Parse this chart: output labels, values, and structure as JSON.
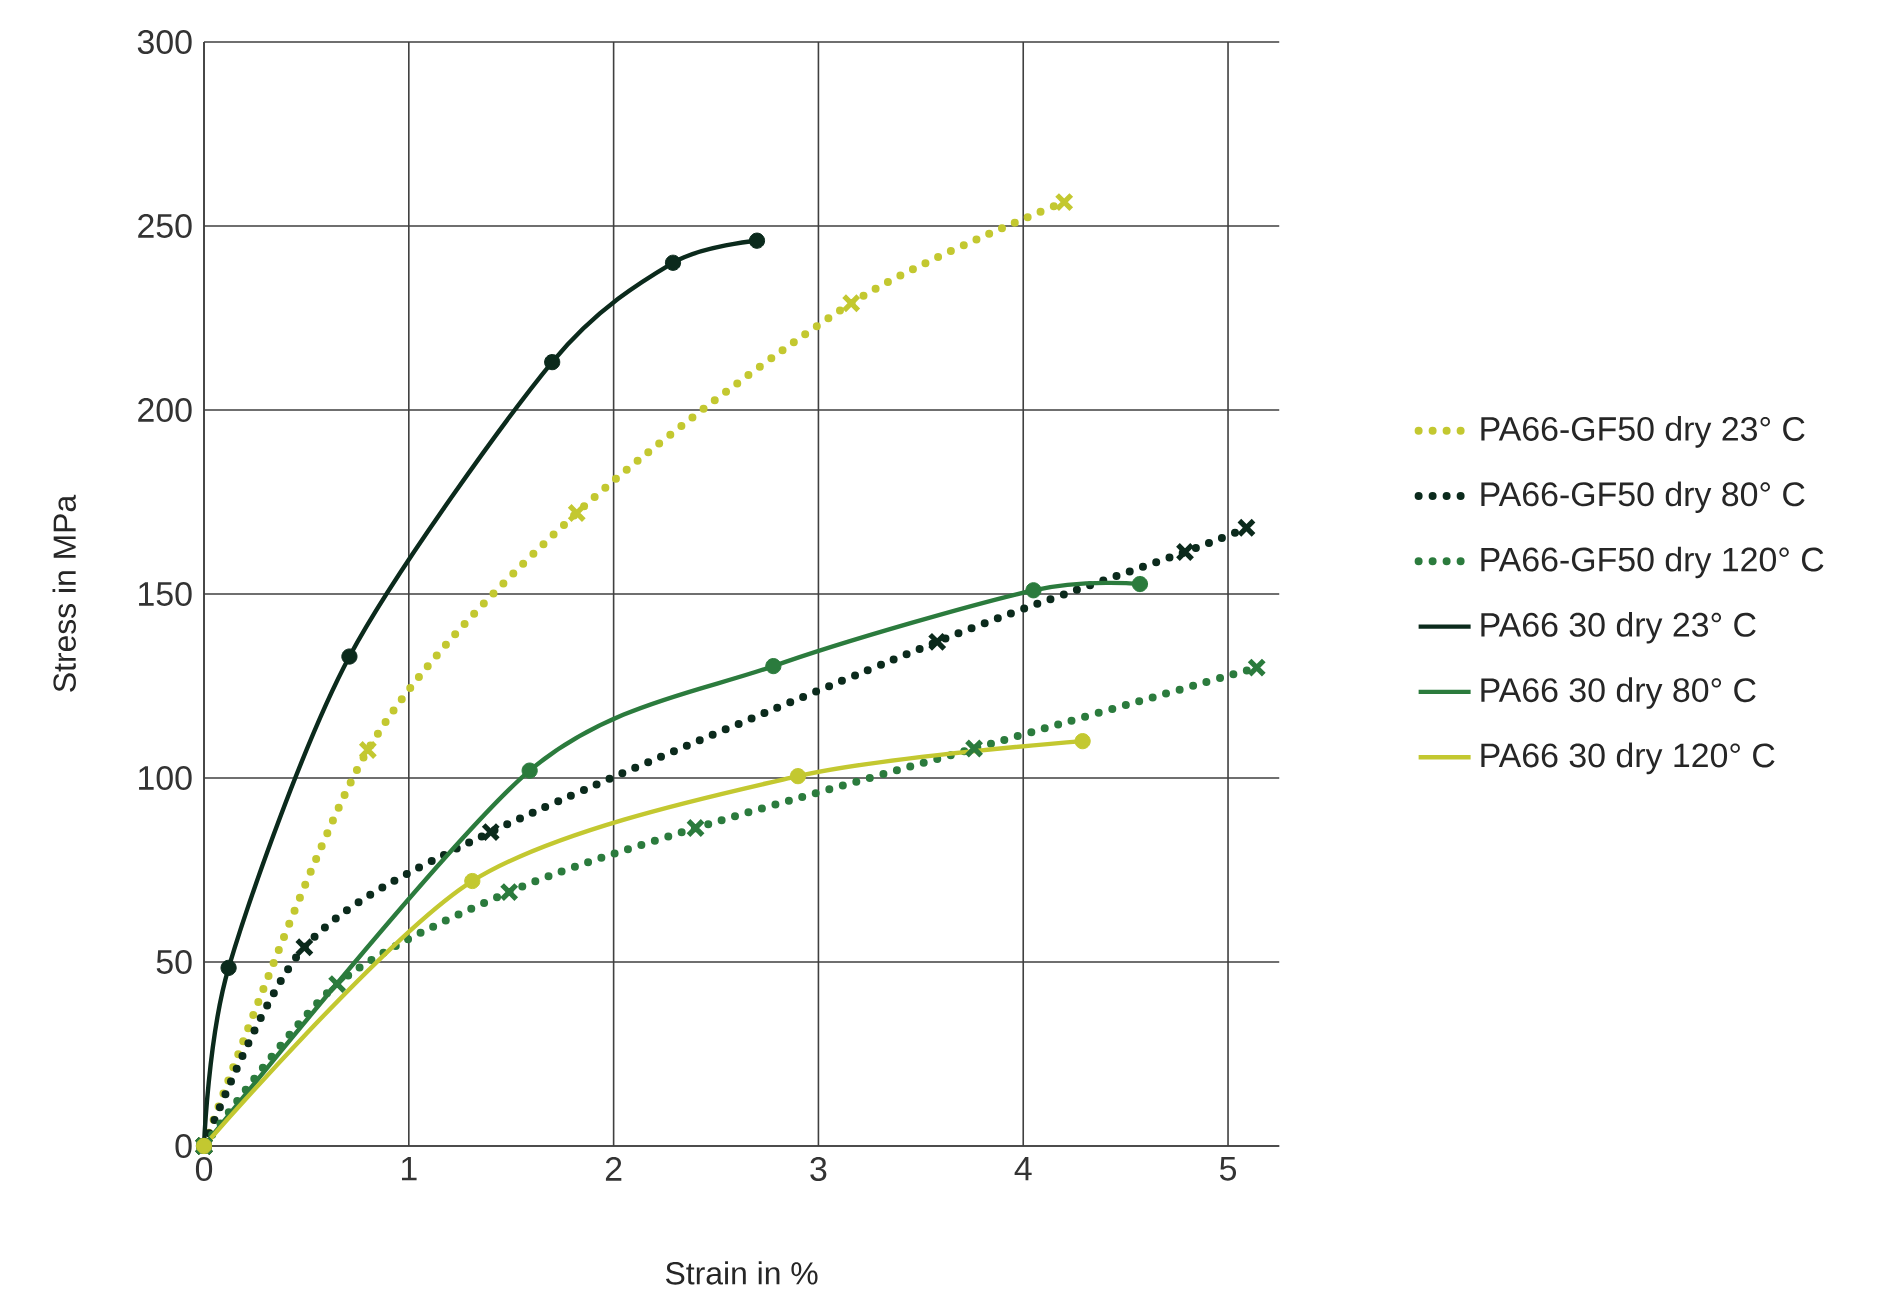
{
  "chart_data": {
    "type": "line",
    "xlabel": "Strain in %",
    "ylabel": "Stress in MPa",
    "xlim": [
      0,
      5.25
    ],
    "ylim": [
      0,
      300
    ],
    "xticks": [
      0,
      1,
      2,
      3,
      4,
      5
    ],
    "yticks": [
      0,
      50,
      100,
      150,
      200,
      250,
      300
    ],
    "grid": true,
    "legend": "right",
    "series": [
      {
        "name": "PA66-GF50 dry 23° C",
        "color": "#c3c830",
        "line_style": "dotted",
        "marker": "cross",
        "x": [
          0,
          0.8,
          1.82,
          3.16,
          4.2
        ],
        "values": [
          0,
          107.6,
          172,
          229,
          256.5
        ]
      },
      {
        "name": "PA66-GF50 dry 80° C",
        "color": "#0b2a1c",
        "line_style": "dotted",
        "marker": "cross",
        "x": [
          0,
          0.49,
          1.4,
          3.58,
          4.79,
          5.09
        ],
        "values": [
          0,
          54,
          85.3,
          137,
          161.4,
          168
        ]
      },
      {
        "name": "PA66-GF50 dry 120° C",
        "color": "#2b7b3d",
        "line_style": "dotted",
        "marker": "cross",
        "x": [
          0,
          0.65,
          1.49,
          2.4,
          3.76,
          5.14
        ],
        "values": [
          0,
          44,
          69,
          86.4,
          108,
          130
        ]
      },
      {
        "name": "PA66 30 dry 23° C",
        "color": "#0b2a1c",
        "line_style": "solid",
        "marker": "circle",
        "x": [
          0,
          0.12,
          0.71,
          1.7,
          2.29,
          2.7
        ],
        "values": [
          0,
          48.4,
          133,
          213,
          240,
          246
        ]
      },
      {
        "name": "PA66 30 dry 80° C",
        "color": "#2b7b3d",
        "line_style": "solid",
        "marker": "circle",
        "x": [
          0,
          1.59,
          2.78,
          4.05,
          4.57
        ],
        "values": [
          0,
          102,
          130.4,
          151,
          152.7
        ]
      },
      {
        "name": "PA66 30 dry 120° C",
        "color": "#c3c830",
        "line_style": "solid",
        "marker": "circle",
        "x": [
          0,
          1.31,
          2.9,
          4.29
        ],
        "values": [
          0,
          72,
          100.5,
          110
        ]
      }
    ]
  }
}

= = = = =

Identify every line holding the word "name" and copy it out.

        "name": "PA66-GF50 dry 23° C",
        "name": "PA66-GF50 dry 80° C",
        "name": "PA66-GF50 dry 120° C",
        "name": "PA66 30 dry 23° C",
        "name": "PA66 30 dry 80° C",
        "name": "PA66 30 dry 120° C",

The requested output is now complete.